Given data –
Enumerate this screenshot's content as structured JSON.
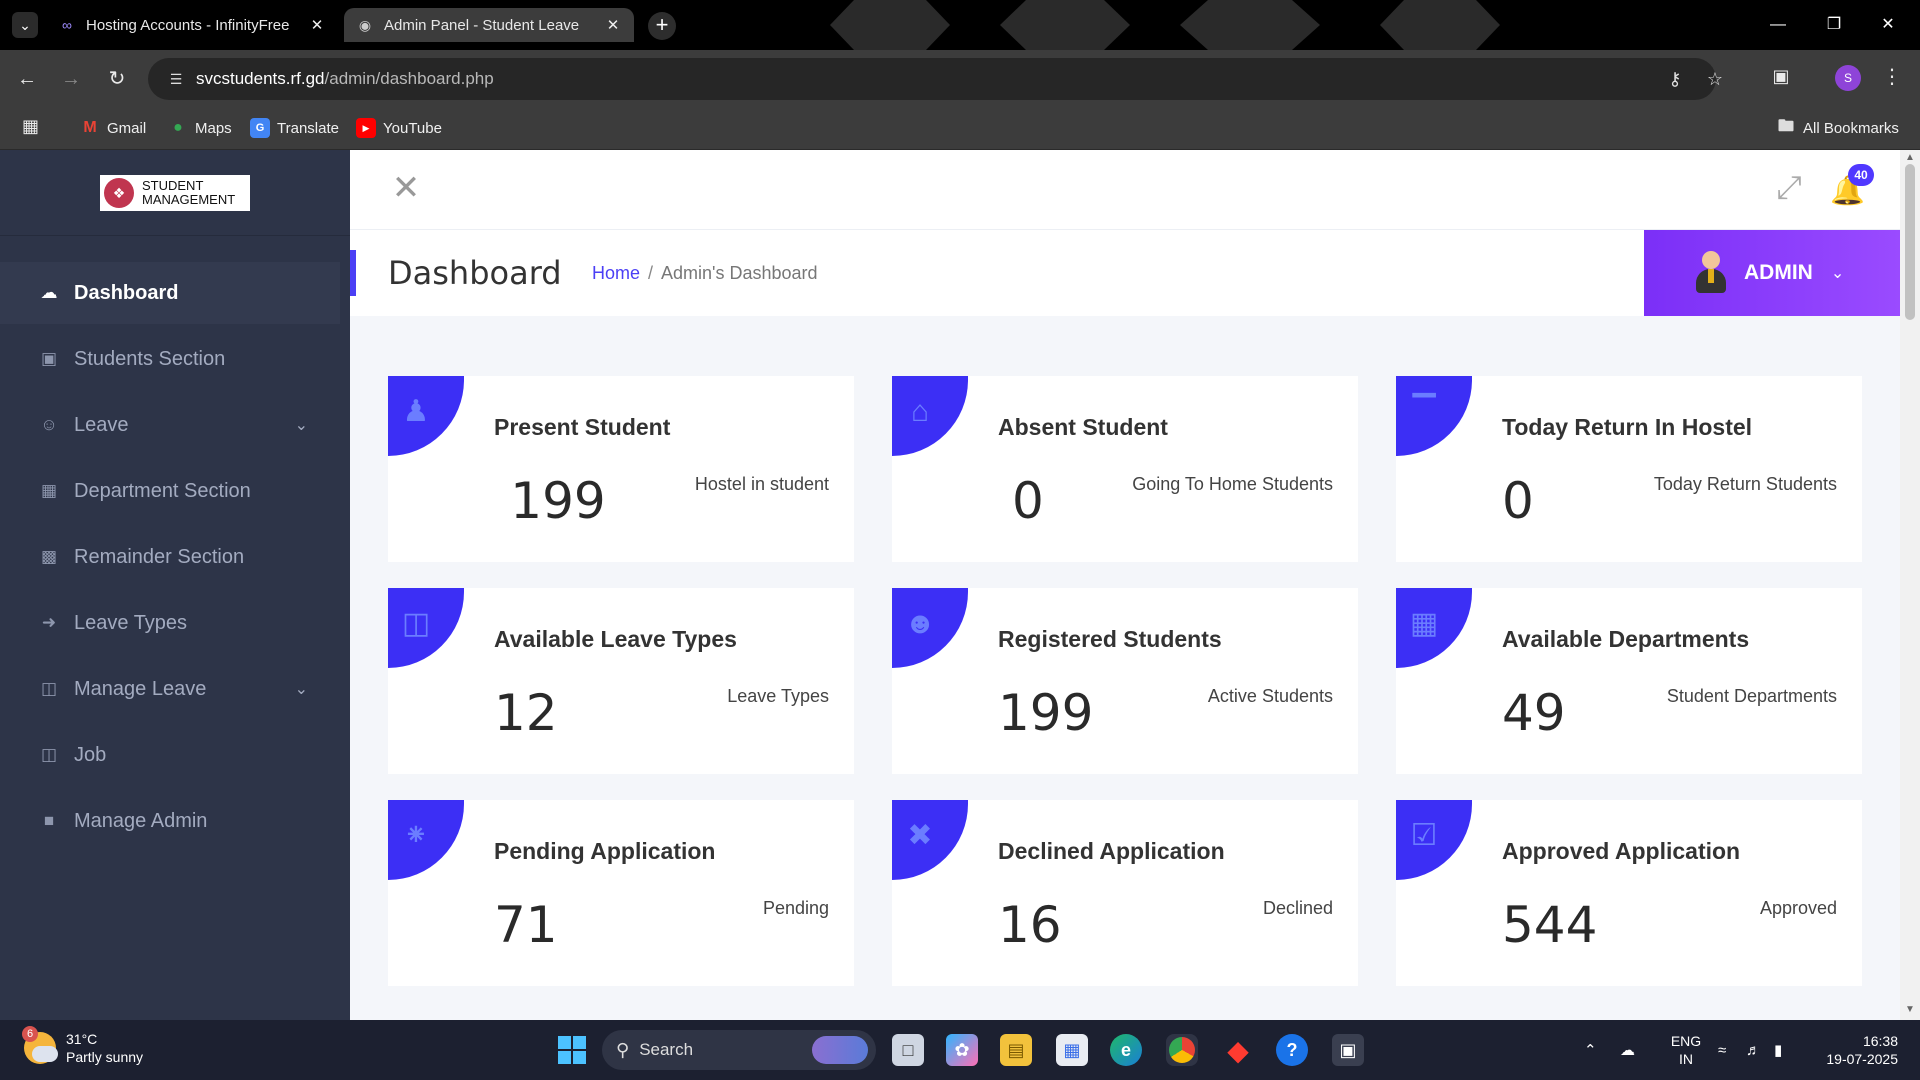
{
  "browser": {
    "tabs": [
      {
        "title": "Hosting Accounts - InfinityFree",
        "active": false
      },
      {
        "title": "Admin Panel - Student Leave",
        "active": true
      }
    ],
    "url_host": "svcstudents.rf.gd",
    "url_path": "/admin/dashboard.php",
    "bookmarks": [
      "Gmail",
      "Maps",
      "Translate",
      "YouTube"
    ],
    "all_bookmarks": "All Bookmarks",
    "profile_initial": "S"
  },
  "sidebar": {
    "logo_line1": "STUDENT",
    "logo_line2": "MANAGEMENT",
    "items": [
      {
        "label": "Dashboard",
        "icon": "dashboard-icon",
        "active": true
      },
      {
        "label": "Students Section",
        "icon": "id-card-icon"
      },
      {
        "label": "Leave",
        "icon": "user-icon",
        "has_submenu": true
      },
      {
        "label": "Department Section",
        "icon": "grid-icon"
      },
      {
        "label": "Remainder Section",
        "icon": "calendar-icon"
      },
      {
        "label": "Leave Types",
        "icon": "sign-out-icon"
      },
      {
        "label": "Manage Leave",
        "icon": "briefcase-icon",
        "has_submenu": true
      },
      {
        "label": "Job",
        "icon": "briefcase-icon"
      },
      {
        "label": "Manage Admin",
        "icon": "lock-icon"
      }
    ]
  },
  "header": {
    "notification_count": "40",
    "page_title": "Dashboard",
    "breadcrumb_home": "Home",
    "breadcrumb_sep": "/",
    "breadcrumb_current": "Admin's Dashboard",
    "admin_label": "ADMIN"
  },
  "cards": [
    {
      "title": "Present Student",
      "value": "199",
      "subtitle": "Hostel in student",
      "icon": "child-icon"
    },
    {
      "title": "Absent Student",
      "value": "0",
      "subtitle": "Going To Home Students",
      "icon": "home-icon"
    },
    {
      "title": "Today Return In Hostel",
      "value": "0",
      "subtitle": "Today Return Students",
      "icon": "bed-icon"
    },
    {
      "title": "Available Leave Types",
      "value": "12",
      "subtitle": "Leave Types",
      "icon": "briefcase-icon"
    },
    {
      "title": "Registered Students",
      "value": "199",
      "subtitle": "Active Students",
      "icon": "users-icon"
    },
    {
      "title": "Available Departments",
      "value": "49",
      "subtitle": "Student Departments",
      "icon": "grid-icon"
    },
    {
      "title": "Pending Application",
      "value": "71",
      "subtitle": "Pending",
      "icon": "spinner-icon"
    },
    {
      "title": "Declined Application",
      "value": "16",
      "subtitle": "Declined",
      "icon": "times-icon"
    },
    {
      "title": "Approved Application",
      "value": "544",
      "subtitle": "Approved",
      "icon": "check-square-icon"
    }
  ],
  "taskbar": {
    "weather_temp": "31°C",
    "weather_desc": "Partly sunny",
    "weather_badge": "6",
    "search_placeholder": "Search",
    "lang_line1": "ENG",
    "lang_line2": "IN",
    "time": "16:38",
    "date": "19-07-2025"
  },
  "colors": {
    "accent": "#3c2ff5",
    "sidebar_bg": "#2d3448",
    "admin_gradient_start": "#7b2ff7",
    "admin_gradient_end": "#9a4bff"
  }
}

Exercise details –
For the listing above, identify each line bearing "Approved".

Complete output –
      "title": "Approved Application",
      "subtitle": "Approved",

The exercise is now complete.